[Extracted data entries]
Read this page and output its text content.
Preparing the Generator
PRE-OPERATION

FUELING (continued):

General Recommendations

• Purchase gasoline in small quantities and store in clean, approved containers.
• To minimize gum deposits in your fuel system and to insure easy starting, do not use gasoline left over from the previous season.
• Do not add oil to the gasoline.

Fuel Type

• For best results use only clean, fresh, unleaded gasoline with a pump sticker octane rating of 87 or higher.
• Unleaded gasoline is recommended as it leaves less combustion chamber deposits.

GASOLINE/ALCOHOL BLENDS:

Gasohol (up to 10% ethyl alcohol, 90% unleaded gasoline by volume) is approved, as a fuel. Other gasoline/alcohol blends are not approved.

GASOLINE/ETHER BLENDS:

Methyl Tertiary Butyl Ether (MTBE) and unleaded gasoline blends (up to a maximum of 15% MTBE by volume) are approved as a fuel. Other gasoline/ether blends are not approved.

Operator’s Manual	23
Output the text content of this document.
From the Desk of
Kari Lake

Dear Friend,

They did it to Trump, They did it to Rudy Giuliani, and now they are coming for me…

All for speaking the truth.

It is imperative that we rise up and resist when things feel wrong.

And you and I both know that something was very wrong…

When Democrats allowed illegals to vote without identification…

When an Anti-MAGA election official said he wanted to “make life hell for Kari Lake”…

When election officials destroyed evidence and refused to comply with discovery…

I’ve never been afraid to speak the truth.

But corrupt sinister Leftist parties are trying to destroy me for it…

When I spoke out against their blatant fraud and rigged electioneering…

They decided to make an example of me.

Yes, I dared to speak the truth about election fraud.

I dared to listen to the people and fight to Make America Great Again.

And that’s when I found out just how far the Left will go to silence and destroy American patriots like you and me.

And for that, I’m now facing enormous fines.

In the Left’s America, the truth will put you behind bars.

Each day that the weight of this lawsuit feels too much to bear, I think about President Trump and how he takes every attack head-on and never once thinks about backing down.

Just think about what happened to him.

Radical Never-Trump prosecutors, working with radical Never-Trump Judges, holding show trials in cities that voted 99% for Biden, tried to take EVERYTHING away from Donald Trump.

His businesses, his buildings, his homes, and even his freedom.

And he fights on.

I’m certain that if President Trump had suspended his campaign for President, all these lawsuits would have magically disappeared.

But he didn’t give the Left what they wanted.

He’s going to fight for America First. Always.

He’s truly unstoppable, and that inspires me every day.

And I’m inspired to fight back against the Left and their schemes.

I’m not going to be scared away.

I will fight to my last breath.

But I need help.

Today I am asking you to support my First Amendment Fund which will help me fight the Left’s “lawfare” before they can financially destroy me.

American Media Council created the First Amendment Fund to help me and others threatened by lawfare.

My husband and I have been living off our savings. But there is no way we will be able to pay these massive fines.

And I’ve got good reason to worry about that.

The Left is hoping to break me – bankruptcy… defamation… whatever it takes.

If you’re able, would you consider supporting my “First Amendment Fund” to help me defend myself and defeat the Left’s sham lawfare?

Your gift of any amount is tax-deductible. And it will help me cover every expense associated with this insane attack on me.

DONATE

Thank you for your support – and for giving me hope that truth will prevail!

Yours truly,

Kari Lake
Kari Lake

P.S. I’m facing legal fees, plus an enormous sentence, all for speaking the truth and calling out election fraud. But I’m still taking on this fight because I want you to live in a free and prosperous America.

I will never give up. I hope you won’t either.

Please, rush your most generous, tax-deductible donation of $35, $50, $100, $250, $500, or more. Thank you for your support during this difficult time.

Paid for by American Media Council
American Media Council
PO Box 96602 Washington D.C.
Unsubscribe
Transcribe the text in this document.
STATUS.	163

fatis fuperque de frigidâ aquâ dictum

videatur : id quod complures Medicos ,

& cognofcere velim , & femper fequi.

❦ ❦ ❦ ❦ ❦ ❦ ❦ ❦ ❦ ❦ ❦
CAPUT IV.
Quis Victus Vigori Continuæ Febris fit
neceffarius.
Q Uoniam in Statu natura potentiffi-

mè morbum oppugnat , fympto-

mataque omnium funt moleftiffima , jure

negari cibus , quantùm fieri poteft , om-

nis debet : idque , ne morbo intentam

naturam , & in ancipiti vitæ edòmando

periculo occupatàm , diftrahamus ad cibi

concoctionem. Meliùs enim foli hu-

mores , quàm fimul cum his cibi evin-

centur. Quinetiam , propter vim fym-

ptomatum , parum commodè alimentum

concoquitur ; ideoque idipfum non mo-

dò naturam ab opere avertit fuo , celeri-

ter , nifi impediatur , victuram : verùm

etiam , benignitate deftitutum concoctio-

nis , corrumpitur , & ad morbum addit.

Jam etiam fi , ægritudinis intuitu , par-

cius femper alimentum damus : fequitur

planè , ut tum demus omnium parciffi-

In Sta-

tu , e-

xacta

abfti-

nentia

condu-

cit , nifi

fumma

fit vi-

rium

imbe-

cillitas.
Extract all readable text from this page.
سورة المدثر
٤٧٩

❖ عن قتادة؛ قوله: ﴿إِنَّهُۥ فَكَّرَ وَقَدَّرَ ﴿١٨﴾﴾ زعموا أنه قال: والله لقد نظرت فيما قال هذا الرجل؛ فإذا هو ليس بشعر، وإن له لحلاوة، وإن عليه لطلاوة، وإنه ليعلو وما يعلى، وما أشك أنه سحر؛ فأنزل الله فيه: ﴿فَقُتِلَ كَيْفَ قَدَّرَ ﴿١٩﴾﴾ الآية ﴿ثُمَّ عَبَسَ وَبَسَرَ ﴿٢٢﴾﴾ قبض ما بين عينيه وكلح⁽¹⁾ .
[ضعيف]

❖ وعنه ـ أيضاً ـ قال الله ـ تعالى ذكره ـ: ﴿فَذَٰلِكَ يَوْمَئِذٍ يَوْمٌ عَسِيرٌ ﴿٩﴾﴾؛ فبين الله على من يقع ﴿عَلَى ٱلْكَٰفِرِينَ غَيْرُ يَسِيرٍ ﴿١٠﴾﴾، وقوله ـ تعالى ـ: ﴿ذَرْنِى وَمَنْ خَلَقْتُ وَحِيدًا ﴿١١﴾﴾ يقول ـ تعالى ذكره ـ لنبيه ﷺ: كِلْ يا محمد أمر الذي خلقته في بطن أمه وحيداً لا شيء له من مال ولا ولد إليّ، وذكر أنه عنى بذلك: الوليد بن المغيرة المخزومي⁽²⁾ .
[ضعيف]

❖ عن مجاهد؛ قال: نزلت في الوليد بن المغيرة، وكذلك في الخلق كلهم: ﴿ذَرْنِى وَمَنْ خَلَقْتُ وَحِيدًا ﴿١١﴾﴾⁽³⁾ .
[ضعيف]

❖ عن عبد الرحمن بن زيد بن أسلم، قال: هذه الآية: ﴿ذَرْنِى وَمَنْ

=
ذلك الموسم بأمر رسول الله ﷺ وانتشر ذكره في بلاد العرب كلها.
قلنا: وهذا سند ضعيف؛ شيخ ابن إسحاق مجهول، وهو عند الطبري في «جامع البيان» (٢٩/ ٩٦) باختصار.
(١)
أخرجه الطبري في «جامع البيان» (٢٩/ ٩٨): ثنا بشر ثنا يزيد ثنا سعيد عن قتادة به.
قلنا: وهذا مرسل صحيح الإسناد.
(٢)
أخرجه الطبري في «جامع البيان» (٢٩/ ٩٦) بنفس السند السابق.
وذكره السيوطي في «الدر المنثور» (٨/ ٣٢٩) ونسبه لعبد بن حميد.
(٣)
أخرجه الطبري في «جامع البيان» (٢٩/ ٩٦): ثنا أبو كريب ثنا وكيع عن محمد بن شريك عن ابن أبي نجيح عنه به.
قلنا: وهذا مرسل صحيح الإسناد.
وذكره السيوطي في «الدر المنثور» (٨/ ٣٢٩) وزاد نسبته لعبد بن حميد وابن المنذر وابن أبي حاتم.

> **Written problem**
Give the listing above again, word for word.

> **Complete response**
Read this page and output its text content.
Preparing the Generator
PRE-OPERATION

FUELING (continued):

General Recommendations

• Purchase gasoline in small quantities and store in clean, approved containers.
• To minimize gum deposits in your fuel system and to insure easy starting, do not use gasoline left over from the previous season.
• Do not add oil to the gasoline.

Fuel Type

• For best results use only clean, fresh, unleaded gasoline with a pump sticker octane rating of 87 or higher.
• Unleaded gasoline is recommended as it leaves less combustion chamber deposits.

GASOLINE/ALCOHOL BLENDS:

Gasohol (up to 10% ethyl alcohol, 90% unleaded gasoline by volume) is approved, as a fuel. Other gasoline/alcohol blends are not approved.

GASOLINE/ETHER BLENDS:

Methyl Tertiary Butyl Ether (MTBE) and unleaded gasoline blends (up to a maximum of 15% MTBE by volume) are approved as a fuel. Other gasoline/ether blends are not approved.

Operator’s Manual	23
Output the text content of this document.
From the Desk of
Kari Lake

Dear Friend,

They did it to Trump, They did it to Rudy Giuliani, and now they are coming for me…

All for speaking the truth.

It is imperative that we rise up and resist when things feel wrong.

And you and I both know that something was very wrong…

When Democrats allowed illegals to vote without identification…

When an Anti-MAGA election official said he wanted to “make life hell for Kari Lake”…

When election officials destroyed evidence and refused to comply with discovery…

I’ve never been afraid to speak the truth.

But corrupt sinister Leftist parties are trying to destroy me for it…

When I spoke out against their blatant fraud and rigged electioneering…

They decided to make an example of me.

Yes, I dared to speak the truth about election fraud.

I dared to listen to the people and fight to Make America Great Again.

And that’s when I found out just how far the Left will go to silence and destroy American patriots like you and me.

And for that, I’m now facing enormous fines.

In the Left’s America, the truth will put you behind bars.

Each day that the weight of this lawsuit feels too much to bear, I think about President Trump and how he takes every attack head-on and never once thinks about backing down.

Just think about what happened to him.

Radical Never-Trump prosecutors, working with radical Never-Trump Judges, holding show trials in cities that voted 99% for Biden, tried to take EVERYTHING away from Donald Trump.

His businesses, his buildings, his homes, and even his freedom.

And he fights on.

I’m certain that if President Trump had suspended his campaign for President, all these lawsuits would have magically disappeared.

But he didn’t give the Left what they wanted.

He’s going to fight for America First. Always.

He’s truly unstoppable, and that inspires me every day.

And I’m inspired to fight back against the Left and their schemes.

I’m not going to be scared away.

I will fight to my last breath.

But I need help.

Today I am asking you to support my First Amendment Fund which will help me fight the Left’s “lawfare” before they can financially destroy me.

American Media Council created the First Amendment Fund to help me and others threatened by lawfare.

My husband and I have been living off our savings. But there is no way we will be able to pay these massive fines.

And I’ve got good reason to worry about that.

The Left is hoping to break me – bankruptcy… defamation… whatever it takes.

If you’re able, would you consider supporting my “First Amendment Fund” to help me defend myself and defeat the Left’s sham lawfare?

Your gift of any amount is tax-deductible. And it will help me cover every expense associated with this insane attack on me.

DONATE

Thank you for your support – and for giving me hope that truth will prevail!

Yours truly,

Kari Lake
Kari Lake

P.S. I’m facing legal fees, plus an enormous sentence, all for speaking the truth and calling out election fraud. But I’m still taking on this fight because I want you to live in a free and prosperous America.

I will never give up. I hope you won’t either.

Please, rush your most generous, tax-deductible donation of $35, $50, $100, $250, $500, or more. Thank you for your support during this difficult time.

Paid for by American Media Council
American Media Council
PO Box 96602 Washington D.C.
Unsubscribe
Transcribe the text in this document.
STATUS.	163

fatis fuperque de frigidâ aquâ dictum

videatur : id quod complures Medicos ,

& cognofcere velim , & femper fequi.

❦ ❦ ❦ ❦ ❦ ❦ ❦ ❦ ❦ ❦ ❦
CAPUT IV.
Quis Victus Vigori Continuæ Febris fit
neceffarius.
Q Uoniam in Statu natura potentiffi-

mè morbum oppugnat , fympto-

mataque omnium funt moleftiffima , jure

negari cibus , quantùm fieri poteft , om-

nis debet : idque , ne morbo intentam

naturam , & in ancipiti vitæ edòmando

periculo occupatàm , diftrahamus ad cibi

concoctionem. Meliùs enim foli hu-

mores , quàm fimul cum his cibi evin-

centur. Quinetiam , propter vim fym-

ptomatum , parum commodè alimentum

concoquitur ; ideoque idipfum non mo-

dò naturam ab opere avertit fuo , celeri-

ter , nifi impediatur , victuram : verùm

etiam , benignitate deftitutum concoctio-

nis , corrumpitur , & ad morbum addit.

Jam etiam fi , ægritudinis intuitu , par-

cius femper alimentum damus : fequitur

planè , ut tum demus omnium parciffi-

In Sta-

tu , e-

xacta

abfti-

nentia

condu-

cit , nifi

fumma

fit vi-

rium

imbe-

cillitas.
Extract all readable text from this page.
سورة المدثر
٤٧٩

❖ عن قتادة؛ قوله: ﴿إِنَّهُۥ فَكَّرَ وَقَدَّرَ ﴿١٨﴾﴾ زعموا أنه قال: والله لقد نظرت فيما قال هذا الرجل؛ فإذا هو ليس بشعر، وإن له لحلاوة، وإن عليه لطلاوة، وإنه ليعلو وما يعلى، وما أشك أنه سحر؛ فأنزل الله فيه: ﴿فَقُتِلَ كَيْفَ قَدَّرَ ﴿١٩﴾﴾ الآية ﴿ثُمَّ عَبَسَ وَبَسَرَ ﴿٢٢﴾﴾ قبض ما بين عينيه وكلح⁽¹⁾ .
[ضعيف]

❖ وعنه ـ أيضاً ـ قال الله ـ تعالى ذكره ـ: ﴿فَذَٰلِكَ يَوْمَئِذٍ يَوْمٌ عَسِيرٌ ﴿٩﴾﴾؛ فبين الله على من يقع ﴿عَلَى ٱلْكَٰفِرِينَ غَيْرُ يَسِيرٍ ﴿١٠﴾﴾، وقوله ـ تعالى ـ: ﴿ذَرْنِى وَمَنْ خَلَقْتُ وَحِيدًا ﴿١١﴾﴾ يقول ـ تعالى ذكره ـ لنبيه ﷺ: كِلْ يا محمد أمر الذي خلقته في بطن أمه وحيداً لا شيء له من مال ولا ولد إليّ، وذكر أنه عنى بذلك: الوليد بن المغيرة المخزومي⁽²⁾ .
[ضعيف]

❖ عن مجاهد؛ قال: نزلت في الوليد بن المغيرة، وكذلك في الخلق كلهم: ﴿ذَرْنِى وَمَنْ خَلَقْتُ وَحِيدًا ﴿١١﴾﴾⁽³⁾ .
[ضعيف]

❖ عن عبد الرحمن بن زيد بن أسلم، قال: هذه الآية: ﴿ذَرْنِى وَمَنْ

=
ذلك الموسم بأمر رسول الله ﷺ وانتشر ذكره في بلاد العرب كلها.
قلنا: وهذا سند ضعيف؛ شيخ ابن إسحاق مجهول، وهو عند الطبري في «جامع البيان» (٢٩/ ٩٦) باختصار.
(١)
أخرجه الطبري في «جامع البيان» (٢٩/ ٩٨): ثنا بشر ثنا يزيد ثنا سعيد عن قتادة به.
قلنا: وهذا مرسل صحيح الإسناد.
(٢)
أخرجه الطبري في «جامع البيان» (٢٩/ ٩٦) بنفس السند السابق.
وذكره السيوطي في «الدر المنثور» (٨/ ٣٢٩) ونسبه لعبد بن حميد.
(٣)
أخرجه الطبري في «جامع البيان» (٢٩/ ٩٦): ثنا أبو كريب ثنا وكيع عن محمد بن شريك عن ابن أبي نجيح عنه به.
قلنا: وهذا مرسل صحيح الإسناد.
وذكره السيوطي في «الدر المنثور» (٨/ ٣٢٩) وزاد نسبته لعبد بن حميد وابن المنذر وابن أبي حاتم.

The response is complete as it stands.